> [Work to do]: Reproduce all the entries precisely.

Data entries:
──────────────────────────────

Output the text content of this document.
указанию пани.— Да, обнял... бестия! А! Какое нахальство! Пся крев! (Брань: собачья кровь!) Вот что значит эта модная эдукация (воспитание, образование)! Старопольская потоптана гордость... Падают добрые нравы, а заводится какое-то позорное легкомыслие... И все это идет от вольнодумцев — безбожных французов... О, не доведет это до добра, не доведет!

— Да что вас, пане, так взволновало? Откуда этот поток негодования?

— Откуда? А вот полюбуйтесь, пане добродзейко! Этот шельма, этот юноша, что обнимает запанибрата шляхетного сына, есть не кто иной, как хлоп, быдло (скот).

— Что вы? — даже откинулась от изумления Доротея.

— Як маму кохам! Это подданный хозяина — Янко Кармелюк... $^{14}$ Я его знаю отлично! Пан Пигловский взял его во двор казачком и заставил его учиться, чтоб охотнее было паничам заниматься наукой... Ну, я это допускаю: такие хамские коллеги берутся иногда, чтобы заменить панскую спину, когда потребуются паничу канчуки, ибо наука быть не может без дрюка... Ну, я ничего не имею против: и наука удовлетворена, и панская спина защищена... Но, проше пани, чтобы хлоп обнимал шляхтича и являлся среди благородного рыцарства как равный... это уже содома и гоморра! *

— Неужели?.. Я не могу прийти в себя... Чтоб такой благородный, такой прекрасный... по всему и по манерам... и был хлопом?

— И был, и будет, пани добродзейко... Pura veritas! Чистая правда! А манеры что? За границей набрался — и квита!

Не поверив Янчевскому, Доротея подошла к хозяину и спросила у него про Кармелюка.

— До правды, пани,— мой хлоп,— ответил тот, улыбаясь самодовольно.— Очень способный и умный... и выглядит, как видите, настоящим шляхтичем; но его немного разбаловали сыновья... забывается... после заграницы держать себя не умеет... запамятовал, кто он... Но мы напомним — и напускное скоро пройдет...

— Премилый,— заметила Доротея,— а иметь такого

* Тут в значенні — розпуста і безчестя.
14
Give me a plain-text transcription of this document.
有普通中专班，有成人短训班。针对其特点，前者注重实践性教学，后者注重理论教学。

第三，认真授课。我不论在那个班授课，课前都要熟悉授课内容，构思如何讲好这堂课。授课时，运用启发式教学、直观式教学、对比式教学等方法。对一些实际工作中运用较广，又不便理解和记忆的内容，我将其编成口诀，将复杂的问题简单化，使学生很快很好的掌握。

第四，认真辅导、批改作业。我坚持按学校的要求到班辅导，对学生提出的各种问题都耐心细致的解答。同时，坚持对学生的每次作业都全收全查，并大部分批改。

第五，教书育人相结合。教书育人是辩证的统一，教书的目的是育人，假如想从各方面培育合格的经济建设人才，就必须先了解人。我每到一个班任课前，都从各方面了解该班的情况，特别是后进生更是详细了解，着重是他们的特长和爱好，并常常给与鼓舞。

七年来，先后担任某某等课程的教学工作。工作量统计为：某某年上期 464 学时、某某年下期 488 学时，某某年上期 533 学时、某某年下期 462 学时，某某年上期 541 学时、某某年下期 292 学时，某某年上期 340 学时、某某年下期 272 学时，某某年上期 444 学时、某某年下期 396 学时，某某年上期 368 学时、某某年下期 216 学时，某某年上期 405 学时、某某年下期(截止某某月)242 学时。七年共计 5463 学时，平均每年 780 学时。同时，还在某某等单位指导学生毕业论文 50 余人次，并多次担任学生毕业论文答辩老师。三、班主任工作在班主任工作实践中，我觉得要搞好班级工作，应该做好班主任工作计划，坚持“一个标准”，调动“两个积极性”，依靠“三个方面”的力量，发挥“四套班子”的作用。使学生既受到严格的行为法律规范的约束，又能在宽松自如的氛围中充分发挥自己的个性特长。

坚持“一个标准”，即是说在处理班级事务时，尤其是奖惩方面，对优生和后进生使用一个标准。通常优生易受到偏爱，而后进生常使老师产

──────────────────────────────

> [Reply]:
Output the text content of this document.
указанию пани.— Да, обнял... бестия! А! Какое нахальство! Пся крев! (Брань: собачья кровь!) Вот что значит эта модная эдукация (воспитание, образование)! Старопольская потоптана гордость... Падают добрые нравы, а заводится какое-то позорное легкомыслие... И все это идет от вольнодумцев — безбожных французов... О, не доведет это до добра, не доведет!

— Да что вас, пане, так взволновало? Откуда этот поток негодования?

— Откуда? А вот полюбуйтесь, пане добродзейко! Этот шельма, этот юноша, что обнимает запанибрата шляхетного сына, есть не кто иной, как хлоп, быдло (скот).

— Что вы? — даже откинулась от изумления Доротея.

— Як маму кохам! Это подданный хозяина — Янко Кармелюк... $^{14}$ Я его знаю отлично! Пан Пигловский взял его во двор казачком и заставил его учиться, чтоб охотнее было паничам заниматься наукой... Ну, я это допускаю: такие хамские коллеги берутся иногда, чтобы заменить панскую спину, когда потребуются паничу канчуки, ибо наука быть не может без дрюка... Ну, я ничего не имею против: и наука удовлетворена, и панская спина защищена... Но, проше пани, чтобы хлоп обнимал шляхтича и являлся среди благородного рыцарства как равный... это уже содома и гоморра! *

— Неужели?.. Я не могу прийти в себя... Чтоб такой благородный, такой прекрасный... по всему и по манерам... и был хлопом?

— И был, и будет, пани добродзейко... Pura veritas! Чистая правда! А манеры что? За границей набрался — и квита!

Не поверив Янчевскому, Доротея подошла к хозяину и спросила у него про Кармелюка.

— До правды, пани,— мой хлоп,— ответил тот, улыбаясь самодовольно.— Очень способный и умный... и выглядит, как видите, настоящим шляхтичем; но его немного разбаловали сыновья... забывается... после заграницы держать себя не умеет... запамятовал, кто он... Но мы напомним — и напускное скоро пройдет...

— Премилый,— заметила Доротея,— а иметь такого

* Тут в значенні — розпуста і безчестя.
14
Give me a plain-text transcription of this document.
有普通中专班，有成人短训班。针对其特点，前者注重实践性教学，后者注重理论教学。

第三，认真授课。我不论在那个班授课，课前都要熟悉授课内容，构思如何讲好这堂课。授课时，运用启发式教学、直观式教学、对比式教学等方法。对一些实际工作中运用较广，又不便理解和记忆的内容，我将其编成口诀，将复杂的问题简单化，使学生很快很好的掌握。

第四，认真辅导、批改作业。我坚持按学校的要求到班辅导，对学生提出的各种问题都耐心细致的解答。同时，坚持对学生的每次作业都全收全查，并大部分批改。

第五，教书育人相结合。教书育人是辩证的统一，教书的目的是育人，假如想从各方面培育合格的经济建设人才，就必须先了解人。我每到一个班任课前，都从各方面了解该班的情况，特别是后进生更是详细了解，着重是他们的特长和爱好，并常常给与鼓舞。

七年来，先后担任某某等课程的教学工作。工作量统计为：某某年上期 464 学时、某某年下期 488 学时，某某年上期 533 学时、某某年下期 462 学时，某某年上期 541 学时、某某年下期 292 学时，某某年上期 340 学时、某某年下期 272 学时，某某年上期 444 学时、某某年下期 396 学时，某某年上期 368 学时、某某年下期 216 学时，某某年上期 405 学时、某某年下期(截止某某月)242 学时。七年共计 5463 学时，平均每年 780 学时。同时，还在某某等单位指导学生毕业论文 50 余人次，并多次担任学生毕业论文答辩老师。三、班主任工作在班主任工作实践中，我觉得要搞好班级工作，应该做好班主任工作计划，坚持“一个标准”，调动“两个积极性”，依靠“三个方面”的力量，发挥“四套班子”的作用。使学生既受到严格的行为法律规范的约束，又能在宽松自如的氛围中充分发挥自己的个性特长。

坚持“一个标准”，即是说在处理班级事务时，尤其是奖惩方面，对优生和后进生使用一个标准。通常优生易受到偏爱，而后进生常使老师产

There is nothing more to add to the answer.